Exercise objective
Find the lines that contain the word "beteekenen" and copy each one.

Extracted information

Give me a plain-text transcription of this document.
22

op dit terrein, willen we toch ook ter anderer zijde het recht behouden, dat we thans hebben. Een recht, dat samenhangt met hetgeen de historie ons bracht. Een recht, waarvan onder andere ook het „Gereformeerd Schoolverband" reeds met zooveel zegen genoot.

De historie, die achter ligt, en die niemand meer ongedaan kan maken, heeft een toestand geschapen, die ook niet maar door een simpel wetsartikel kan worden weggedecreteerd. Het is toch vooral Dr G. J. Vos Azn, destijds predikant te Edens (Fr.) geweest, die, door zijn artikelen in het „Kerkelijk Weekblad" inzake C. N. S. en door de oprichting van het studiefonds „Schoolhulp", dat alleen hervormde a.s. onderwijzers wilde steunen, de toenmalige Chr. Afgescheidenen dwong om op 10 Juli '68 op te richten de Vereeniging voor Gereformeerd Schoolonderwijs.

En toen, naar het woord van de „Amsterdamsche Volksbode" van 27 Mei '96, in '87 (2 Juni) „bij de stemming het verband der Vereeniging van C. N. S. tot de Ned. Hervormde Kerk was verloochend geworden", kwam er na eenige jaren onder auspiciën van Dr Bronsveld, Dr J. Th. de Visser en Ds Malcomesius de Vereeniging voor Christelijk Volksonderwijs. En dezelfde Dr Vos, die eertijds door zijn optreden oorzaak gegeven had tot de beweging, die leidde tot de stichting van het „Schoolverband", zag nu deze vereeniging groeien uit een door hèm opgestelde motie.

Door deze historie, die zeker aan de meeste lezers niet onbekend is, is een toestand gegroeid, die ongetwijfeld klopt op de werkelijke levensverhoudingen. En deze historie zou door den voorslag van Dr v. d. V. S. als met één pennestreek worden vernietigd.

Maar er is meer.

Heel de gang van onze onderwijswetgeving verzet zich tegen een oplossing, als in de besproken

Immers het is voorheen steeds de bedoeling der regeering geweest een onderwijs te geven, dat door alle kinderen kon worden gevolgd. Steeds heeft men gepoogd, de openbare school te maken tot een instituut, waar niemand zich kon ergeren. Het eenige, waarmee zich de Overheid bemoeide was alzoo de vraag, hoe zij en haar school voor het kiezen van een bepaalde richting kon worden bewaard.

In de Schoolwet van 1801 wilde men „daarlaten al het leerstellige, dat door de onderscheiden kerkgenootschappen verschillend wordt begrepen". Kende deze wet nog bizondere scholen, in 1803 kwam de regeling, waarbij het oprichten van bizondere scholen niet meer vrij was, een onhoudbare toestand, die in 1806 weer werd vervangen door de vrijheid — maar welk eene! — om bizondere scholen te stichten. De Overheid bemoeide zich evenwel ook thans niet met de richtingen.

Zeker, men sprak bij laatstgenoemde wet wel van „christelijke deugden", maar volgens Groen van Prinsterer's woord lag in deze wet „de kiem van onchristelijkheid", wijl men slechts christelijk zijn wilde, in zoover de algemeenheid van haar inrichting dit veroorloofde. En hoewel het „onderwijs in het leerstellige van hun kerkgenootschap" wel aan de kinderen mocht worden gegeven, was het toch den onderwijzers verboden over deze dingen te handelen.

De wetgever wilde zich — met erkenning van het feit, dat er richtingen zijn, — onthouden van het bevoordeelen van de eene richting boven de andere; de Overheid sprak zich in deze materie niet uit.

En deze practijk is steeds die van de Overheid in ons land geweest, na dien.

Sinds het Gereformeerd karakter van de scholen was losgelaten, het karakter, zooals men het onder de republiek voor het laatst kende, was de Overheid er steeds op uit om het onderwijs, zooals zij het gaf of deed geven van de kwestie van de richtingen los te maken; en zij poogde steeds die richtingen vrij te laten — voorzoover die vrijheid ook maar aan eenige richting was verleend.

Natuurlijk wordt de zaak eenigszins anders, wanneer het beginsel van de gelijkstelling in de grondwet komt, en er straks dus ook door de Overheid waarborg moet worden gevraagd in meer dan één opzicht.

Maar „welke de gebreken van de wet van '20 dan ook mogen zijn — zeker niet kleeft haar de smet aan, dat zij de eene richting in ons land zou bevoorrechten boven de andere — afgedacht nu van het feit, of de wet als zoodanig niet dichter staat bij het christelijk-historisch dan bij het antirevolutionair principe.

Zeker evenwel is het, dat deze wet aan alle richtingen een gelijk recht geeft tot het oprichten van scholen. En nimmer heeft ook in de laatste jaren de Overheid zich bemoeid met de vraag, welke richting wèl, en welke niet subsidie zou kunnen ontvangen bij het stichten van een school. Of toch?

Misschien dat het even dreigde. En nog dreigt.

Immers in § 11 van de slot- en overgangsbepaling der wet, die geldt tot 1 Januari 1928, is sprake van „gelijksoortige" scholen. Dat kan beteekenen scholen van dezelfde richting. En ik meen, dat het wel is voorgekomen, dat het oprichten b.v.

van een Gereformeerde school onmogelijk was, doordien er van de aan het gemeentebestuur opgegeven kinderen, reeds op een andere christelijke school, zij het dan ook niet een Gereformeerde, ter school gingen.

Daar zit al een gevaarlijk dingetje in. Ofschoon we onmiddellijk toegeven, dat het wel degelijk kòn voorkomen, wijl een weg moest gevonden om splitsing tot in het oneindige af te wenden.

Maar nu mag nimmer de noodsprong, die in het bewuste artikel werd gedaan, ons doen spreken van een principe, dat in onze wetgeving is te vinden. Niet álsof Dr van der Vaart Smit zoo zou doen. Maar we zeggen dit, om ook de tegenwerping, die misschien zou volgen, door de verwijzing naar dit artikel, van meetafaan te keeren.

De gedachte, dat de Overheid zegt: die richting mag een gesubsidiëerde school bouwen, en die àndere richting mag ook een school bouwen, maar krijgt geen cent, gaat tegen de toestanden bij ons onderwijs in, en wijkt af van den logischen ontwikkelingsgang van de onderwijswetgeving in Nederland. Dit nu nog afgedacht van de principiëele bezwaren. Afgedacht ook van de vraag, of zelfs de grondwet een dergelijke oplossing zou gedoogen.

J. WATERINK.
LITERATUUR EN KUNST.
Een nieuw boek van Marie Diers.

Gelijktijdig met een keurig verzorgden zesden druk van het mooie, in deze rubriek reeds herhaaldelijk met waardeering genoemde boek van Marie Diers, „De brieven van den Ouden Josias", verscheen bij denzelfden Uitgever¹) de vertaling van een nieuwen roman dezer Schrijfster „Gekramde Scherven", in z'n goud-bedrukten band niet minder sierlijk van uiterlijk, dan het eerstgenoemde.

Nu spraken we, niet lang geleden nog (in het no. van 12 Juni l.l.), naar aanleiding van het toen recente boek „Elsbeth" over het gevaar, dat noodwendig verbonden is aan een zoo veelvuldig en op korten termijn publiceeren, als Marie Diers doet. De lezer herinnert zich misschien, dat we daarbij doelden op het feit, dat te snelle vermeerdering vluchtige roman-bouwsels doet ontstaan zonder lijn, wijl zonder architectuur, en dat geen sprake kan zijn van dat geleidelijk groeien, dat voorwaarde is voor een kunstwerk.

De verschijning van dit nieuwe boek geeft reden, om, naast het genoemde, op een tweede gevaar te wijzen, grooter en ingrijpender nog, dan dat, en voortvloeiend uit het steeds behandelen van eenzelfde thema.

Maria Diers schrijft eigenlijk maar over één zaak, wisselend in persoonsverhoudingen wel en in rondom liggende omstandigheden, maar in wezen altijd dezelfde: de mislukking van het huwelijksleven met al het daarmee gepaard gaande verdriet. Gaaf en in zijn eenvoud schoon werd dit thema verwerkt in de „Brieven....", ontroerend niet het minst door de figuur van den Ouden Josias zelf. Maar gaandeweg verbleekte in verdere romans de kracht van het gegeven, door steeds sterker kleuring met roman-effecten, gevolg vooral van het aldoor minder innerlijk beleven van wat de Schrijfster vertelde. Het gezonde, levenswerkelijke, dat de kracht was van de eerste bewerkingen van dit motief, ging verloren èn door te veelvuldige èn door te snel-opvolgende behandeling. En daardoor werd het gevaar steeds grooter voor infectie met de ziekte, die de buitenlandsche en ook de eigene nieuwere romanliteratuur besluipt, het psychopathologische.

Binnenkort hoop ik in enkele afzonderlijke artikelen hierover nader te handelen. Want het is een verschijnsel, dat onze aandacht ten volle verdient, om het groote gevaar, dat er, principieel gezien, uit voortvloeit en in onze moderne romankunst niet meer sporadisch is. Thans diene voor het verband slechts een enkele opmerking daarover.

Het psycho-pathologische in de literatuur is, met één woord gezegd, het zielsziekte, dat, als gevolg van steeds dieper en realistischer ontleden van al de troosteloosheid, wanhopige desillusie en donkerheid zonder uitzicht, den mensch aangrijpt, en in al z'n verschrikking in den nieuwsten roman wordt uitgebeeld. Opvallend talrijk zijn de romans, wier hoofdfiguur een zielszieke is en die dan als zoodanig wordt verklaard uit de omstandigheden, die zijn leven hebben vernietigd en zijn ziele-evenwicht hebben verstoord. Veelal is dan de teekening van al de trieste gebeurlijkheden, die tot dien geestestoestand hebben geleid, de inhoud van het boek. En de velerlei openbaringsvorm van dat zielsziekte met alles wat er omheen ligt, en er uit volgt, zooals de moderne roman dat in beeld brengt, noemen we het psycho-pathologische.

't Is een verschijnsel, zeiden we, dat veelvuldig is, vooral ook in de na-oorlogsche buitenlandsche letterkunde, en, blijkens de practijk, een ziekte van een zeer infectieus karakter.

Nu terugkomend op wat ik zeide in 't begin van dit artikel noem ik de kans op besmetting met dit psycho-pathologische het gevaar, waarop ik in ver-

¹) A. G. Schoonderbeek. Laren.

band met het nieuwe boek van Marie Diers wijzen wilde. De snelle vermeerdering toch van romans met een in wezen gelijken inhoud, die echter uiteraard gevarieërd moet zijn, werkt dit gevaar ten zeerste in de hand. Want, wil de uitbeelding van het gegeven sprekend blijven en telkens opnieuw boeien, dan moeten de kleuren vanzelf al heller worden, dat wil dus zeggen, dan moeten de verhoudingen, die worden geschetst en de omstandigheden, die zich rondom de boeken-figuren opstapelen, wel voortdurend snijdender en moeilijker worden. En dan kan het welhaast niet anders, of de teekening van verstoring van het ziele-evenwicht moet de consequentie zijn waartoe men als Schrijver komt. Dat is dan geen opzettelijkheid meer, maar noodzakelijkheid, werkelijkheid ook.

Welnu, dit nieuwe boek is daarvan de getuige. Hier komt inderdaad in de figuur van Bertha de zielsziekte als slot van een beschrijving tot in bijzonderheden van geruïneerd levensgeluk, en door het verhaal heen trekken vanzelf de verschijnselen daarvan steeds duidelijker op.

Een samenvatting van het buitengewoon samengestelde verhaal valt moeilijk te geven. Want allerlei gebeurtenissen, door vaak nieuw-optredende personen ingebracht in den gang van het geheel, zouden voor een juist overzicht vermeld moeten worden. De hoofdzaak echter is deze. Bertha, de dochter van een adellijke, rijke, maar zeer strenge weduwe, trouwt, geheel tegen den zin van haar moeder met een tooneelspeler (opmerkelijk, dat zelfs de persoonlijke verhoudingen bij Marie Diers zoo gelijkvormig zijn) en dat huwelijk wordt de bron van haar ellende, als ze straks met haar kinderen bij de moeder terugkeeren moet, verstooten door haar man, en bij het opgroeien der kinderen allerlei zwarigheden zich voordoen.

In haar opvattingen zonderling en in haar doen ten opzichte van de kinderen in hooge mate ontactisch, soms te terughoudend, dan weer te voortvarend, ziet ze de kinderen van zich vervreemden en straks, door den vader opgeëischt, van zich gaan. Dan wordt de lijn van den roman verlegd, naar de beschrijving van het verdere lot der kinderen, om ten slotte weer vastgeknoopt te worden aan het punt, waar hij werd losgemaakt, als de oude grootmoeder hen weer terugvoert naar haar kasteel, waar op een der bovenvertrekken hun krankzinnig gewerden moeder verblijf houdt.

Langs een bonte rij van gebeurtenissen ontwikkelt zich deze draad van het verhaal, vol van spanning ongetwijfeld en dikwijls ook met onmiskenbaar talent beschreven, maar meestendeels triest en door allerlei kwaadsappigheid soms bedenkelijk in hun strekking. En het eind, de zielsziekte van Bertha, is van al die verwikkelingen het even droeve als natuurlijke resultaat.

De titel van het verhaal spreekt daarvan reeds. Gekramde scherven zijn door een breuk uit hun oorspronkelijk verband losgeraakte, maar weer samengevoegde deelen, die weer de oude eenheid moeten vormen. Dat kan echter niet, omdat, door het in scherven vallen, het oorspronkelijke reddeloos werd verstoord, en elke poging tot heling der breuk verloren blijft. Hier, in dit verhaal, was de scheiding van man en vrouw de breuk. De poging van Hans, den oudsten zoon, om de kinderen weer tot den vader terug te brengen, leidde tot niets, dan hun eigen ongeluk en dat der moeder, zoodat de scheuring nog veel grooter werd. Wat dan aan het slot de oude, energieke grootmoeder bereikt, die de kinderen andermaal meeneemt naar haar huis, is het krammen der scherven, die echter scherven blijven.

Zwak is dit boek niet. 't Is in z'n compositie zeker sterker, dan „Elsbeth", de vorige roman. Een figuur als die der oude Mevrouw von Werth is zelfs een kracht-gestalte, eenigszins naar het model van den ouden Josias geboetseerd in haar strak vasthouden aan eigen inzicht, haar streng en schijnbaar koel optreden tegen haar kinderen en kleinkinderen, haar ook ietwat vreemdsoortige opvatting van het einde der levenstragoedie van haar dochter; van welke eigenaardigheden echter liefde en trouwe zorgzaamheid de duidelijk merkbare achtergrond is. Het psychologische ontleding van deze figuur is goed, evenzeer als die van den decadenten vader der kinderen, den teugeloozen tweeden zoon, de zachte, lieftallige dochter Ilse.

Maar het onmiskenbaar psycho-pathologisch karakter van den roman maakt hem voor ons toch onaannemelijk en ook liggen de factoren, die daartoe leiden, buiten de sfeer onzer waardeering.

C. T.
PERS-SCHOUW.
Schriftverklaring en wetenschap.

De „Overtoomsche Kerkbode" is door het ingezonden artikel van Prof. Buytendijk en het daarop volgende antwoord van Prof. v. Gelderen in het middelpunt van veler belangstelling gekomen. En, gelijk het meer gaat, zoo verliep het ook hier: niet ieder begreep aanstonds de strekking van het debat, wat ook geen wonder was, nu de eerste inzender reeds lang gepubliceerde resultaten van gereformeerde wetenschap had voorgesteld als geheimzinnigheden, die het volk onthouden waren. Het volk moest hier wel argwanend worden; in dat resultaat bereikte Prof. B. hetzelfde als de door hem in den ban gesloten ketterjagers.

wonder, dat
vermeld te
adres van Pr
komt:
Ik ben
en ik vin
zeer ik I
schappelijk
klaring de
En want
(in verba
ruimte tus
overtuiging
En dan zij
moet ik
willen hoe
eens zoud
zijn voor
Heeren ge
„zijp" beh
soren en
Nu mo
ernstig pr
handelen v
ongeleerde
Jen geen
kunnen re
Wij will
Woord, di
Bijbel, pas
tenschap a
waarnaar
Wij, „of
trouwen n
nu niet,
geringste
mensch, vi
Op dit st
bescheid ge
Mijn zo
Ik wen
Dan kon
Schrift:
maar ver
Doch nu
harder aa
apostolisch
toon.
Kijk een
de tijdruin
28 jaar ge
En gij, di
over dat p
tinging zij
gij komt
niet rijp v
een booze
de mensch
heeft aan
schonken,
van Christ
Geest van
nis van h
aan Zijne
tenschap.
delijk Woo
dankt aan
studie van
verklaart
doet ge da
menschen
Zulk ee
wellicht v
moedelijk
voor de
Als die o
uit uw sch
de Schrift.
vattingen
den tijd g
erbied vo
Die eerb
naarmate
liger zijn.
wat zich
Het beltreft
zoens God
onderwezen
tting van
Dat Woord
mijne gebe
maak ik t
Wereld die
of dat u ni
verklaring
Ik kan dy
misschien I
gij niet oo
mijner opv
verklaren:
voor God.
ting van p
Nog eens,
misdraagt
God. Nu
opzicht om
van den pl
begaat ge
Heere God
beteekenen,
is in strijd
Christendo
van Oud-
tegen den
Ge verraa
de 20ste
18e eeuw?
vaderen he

Output of the exercise
Immers in § 11 van de slot- en overgangsbepaling der wet, die geldt tot 1 Januari 1928, is sprake van „gelijksoortige" scholen. Dat kan beteekenen scholen van dezelfde richting. En ik meen, dat het wel is voorgekomen, dat het oprichten b.v.
beteekenen,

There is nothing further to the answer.